Data excerpts:
▬▬▬▬▬▬
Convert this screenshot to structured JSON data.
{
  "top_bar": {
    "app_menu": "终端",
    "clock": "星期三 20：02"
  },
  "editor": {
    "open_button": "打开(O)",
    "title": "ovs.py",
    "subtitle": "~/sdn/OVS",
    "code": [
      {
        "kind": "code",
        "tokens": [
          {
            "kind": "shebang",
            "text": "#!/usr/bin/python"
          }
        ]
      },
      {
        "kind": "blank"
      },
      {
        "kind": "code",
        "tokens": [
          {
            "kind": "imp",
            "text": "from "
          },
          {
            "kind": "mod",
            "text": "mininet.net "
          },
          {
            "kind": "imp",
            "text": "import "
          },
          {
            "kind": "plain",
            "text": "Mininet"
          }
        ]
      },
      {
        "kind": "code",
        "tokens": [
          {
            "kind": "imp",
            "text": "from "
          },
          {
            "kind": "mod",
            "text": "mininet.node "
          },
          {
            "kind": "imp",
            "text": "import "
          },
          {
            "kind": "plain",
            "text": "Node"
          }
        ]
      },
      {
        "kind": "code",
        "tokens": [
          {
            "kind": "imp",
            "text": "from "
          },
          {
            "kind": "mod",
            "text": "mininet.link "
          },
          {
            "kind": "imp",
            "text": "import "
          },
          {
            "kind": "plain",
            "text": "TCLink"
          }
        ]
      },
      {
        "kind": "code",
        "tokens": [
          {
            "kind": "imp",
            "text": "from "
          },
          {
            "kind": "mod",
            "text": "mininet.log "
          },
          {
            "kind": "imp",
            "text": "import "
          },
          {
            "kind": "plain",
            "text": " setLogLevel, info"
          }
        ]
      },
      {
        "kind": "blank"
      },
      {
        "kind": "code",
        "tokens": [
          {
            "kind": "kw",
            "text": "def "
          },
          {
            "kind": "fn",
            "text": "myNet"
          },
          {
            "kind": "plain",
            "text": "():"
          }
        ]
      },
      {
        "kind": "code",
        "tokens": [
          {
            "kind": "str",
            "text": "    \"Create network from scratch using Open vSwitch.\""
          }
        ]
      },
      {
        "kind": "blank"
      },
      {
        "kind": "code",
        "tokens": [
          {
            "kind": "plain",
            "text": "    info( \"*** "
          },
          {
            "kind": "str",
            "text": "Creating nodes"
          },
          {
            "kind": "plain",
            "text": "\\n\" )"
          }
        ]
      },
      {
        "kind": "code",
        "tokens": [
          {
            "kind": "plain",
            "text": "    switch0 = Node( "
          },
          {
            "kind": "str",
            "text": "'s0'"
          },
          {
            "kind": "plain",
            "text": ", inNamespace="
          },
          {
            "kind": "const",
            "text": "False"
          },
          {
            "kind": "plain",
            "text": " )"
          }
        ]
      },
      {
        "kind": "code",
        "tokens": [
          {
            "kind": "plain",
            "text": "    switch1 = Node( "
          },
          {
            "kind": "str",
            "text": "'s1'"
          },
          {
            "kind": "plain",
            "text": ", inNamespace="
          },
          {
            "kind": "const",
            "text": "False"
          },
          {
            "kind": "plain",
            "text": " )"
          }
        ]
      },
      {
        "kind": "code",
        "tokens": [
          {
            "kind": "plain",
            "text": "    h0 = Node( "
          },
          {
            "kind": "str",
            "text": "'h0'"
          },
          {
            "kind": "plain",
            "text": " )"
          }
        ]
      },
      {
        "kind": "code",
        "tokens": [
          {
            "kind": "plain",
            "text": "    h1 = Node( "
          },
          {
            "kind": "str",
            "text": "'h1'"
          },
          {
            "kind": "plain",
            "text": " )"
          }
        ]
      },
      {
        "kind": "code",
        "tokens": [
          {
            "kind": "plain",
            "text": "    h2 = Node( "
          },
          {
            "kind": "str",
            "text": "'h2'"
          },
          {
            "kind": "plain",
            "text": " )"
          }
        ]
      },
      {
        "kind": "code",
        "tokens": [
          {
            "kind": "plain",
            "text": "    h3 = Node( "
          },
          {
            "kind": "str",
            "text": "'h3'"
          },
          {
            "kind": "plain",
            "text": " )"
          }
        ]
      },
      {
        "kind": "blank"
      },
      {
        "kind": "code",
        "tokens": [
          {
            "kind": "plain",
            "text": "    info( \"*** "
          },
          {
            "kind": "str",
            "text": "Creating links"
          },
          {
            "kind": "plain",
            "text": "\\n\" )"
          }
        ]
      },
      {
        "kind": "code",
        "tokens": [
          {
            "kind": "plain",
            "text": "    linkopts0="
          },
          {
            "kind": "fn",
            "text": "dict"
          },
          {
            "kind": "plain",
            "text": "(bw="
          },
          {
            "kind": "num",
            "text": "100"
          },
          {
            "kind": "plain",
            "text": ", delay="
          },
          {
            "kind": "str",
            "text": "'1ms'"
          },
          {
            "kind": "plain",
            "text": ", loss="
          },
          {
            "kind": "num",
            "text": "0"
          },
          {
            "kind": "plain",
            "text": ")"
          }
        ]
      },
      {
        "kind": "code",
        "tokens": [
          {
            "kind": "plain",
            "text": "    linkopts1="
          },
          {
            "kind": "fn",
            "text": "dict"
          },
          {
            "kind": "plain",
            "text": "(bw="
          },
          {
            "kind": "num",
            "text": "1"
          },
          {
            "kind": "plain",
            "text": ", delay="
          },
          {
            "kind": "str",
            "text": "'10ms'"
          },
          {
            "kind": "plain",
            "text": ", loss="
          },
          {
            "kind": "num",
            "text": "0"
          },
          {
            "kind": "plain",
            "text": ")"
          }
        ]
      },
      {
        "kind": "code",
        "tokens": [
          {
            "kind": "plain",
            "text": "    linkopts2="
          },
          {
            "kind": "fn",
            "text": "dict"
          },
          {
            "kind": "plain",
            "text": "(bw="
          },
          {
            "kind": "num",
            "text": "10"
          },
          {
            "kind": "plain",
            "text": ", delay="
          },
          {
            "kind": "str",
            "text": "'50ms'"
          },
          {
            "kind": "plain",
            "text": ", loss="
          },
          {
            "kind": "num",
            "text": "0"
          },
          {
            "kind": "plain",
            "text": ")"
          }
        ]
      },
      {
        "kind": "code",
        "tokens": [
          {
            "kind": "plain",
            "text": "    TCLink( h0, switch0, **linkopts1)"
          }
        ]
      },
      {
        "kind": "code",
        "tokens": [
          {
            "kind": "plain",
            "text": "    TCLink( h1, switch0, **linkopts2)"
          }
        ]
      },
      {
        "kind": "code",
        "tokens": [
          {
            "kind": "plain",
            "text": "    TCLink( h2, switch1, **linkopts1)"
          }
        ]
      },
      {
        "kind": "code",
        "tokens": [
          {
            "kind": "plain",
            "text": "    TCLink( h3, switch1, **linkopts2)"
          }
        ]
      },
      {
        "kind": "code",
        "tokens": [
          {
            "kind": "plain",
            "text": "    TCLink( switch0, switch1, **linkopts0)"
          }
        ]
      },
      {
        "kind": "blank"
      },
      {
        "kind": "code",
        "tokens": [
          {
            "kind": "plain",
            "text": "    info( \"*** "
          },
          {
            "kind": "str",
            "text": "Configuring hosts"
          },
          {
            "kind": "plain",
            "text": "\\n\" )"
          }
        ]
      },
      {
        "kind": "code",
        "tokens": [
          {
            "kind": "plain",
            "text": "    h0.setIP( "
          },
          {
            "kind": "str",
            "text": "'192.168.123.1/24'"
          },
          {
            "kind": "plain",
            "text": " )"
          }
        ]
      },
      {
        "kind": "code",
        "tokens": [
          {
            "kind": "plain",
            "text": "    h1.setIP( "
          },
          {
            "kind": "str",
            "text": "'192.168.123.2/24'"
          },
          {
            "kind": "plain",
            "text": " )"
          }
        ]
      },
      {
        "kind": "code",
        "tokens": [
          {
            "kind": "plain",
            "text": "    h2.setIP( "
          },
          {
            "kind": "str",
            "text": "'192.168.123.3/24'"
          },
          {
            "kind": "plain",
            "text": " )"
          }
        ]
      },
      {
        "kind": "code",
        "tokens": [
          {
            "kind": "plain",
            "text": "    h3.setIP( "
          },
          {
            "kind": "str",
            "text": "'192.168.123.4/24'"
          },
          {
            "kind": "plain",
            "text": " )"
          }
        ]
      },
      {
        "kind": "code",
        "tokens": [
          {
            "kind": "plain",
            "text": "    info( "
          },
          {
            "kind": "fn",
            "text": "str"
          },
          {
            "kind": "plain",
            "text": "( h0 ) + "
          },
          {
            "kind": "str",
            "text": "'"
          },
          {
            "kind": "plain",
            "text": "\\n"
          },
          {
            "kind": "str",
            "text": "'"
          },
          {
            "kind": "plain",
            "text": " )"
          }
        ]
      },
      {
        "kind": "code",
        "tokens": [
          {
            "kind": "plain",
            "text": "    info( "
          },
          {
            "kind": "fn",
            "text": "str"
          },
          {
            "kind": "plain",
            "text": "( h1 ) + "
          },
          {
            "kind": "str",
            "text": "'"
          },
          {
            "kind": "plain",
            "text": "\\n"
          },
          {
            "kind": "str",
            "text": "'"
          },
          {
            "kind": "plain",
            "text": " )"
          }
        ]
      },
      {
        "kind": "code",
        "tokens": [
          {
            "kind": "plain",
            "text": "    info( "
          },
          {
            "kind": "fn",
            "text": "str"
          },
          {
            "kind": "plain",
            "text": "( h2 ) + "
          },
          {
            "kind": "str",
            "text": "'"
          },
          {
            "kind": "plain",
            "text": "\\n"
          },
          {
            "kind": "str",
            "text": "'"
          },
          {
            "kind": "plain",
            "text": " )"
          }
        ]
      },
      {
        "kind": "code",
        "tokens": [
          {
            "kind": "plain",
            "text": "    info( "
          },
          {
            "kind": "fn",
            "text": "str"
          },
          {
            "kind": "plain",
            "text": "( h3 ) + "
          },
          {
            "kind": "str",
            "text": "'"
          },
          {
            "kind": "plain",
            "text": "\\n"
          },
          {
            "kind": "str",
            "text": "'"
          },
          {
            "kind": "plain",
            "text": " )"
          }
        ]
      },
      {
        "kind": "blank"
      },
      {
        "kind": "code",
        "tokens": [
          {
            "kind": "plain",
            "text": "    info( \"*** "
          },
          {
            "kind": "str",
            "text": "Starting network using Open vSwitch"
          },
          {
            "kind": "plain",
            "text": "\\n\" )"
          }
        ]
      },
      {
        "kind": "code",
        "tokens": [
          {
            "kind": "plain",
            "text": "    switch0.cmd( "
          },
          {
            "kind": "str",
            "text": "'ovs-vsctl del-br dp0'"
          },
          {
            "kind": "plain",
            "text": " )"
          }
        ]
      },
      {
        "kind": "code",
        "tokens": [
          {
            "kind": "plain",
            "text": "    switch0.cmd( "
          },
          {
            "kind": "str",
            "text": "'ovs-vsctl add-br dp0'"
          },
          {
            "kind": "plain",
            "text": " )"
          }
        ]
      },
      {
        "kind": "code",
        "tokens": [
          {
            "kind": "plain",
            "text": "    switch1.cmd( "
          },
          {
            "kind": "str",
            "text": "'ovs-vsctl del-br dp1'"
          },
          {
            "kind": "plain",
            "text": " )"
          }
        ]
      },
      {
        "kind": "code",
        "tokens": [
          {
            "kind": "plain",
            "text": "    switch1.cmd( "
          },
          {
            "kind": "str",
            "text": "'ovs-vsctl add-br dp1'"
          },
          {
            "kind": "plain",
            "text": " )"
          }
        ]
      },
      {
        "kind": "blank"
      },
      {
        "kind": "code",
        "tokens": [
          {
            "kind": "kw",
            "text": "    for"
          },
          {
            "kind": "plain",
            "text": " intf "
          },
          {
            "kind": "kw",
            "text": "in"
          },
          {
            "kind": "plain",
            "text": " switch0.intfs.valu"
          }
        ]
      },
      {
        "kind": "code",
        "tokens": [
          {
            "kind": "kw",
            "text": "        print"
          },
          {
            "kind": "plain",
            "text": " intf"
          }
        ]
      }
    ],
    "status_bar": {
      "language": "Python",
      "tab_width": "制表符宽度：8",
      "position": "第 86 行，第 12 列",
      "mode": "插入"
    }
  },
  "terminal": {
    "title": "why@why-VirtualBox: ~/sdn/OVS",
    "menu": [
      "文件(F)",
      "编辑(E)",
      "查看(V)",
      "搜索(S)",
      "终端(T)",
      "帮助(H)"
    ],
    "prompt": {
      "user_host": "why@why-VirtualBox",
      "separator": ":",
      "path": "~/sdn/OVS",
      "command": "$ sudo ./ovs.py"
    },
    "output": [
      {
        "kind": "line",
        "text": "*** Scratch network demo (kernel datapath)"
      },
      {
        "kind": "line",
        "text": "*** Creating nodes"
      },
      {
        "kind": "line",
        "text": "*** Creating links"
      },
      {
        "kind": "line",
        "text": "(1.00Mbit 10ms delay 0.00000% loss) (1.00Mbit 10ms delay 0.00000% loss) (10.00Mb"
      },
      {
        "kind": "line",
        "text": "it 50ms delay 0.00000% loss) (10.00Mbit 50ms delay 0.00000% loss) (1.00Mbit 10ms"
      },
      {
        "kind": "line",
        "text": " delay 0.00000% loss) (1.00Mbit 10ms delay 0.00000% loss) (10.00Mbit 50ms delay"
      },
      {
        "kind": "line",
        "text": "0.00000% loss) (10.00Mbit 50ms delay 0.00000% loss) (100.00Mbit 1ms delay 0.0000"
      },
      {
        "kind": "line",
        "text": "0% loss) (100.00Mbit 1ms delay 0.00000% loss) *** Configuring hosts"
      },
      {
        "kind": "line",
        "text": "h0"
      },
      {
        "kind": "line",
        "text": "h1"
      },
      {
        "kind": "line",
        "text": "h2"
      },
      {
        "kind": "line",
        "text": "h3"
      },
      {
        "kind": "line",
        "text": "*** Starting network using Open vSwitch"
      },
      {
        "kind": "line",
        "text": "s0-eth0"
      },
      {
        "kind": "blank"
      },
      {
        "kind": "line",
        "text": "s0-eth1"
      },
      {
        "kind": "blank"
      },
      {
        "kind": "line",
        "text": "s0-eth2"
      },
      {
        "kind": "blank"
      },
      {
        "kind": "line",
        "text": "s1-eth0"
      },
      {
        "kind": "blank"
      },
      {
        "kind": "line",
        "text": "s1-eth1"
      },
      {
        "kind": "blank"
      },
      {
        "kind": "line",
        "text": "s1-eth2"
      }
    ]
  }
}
▬▬▬▬▬▬
■ TASK PROMPT:
Copy out every line in the listing where the word "hosts" appears.

■ ANSWER FOR THIS EXERCISE:
            "text": "Configuring hosts"
        "text": "0% loss) (100.00Mbit 1ms delay 0.00000% loss) *** Configuring hosts"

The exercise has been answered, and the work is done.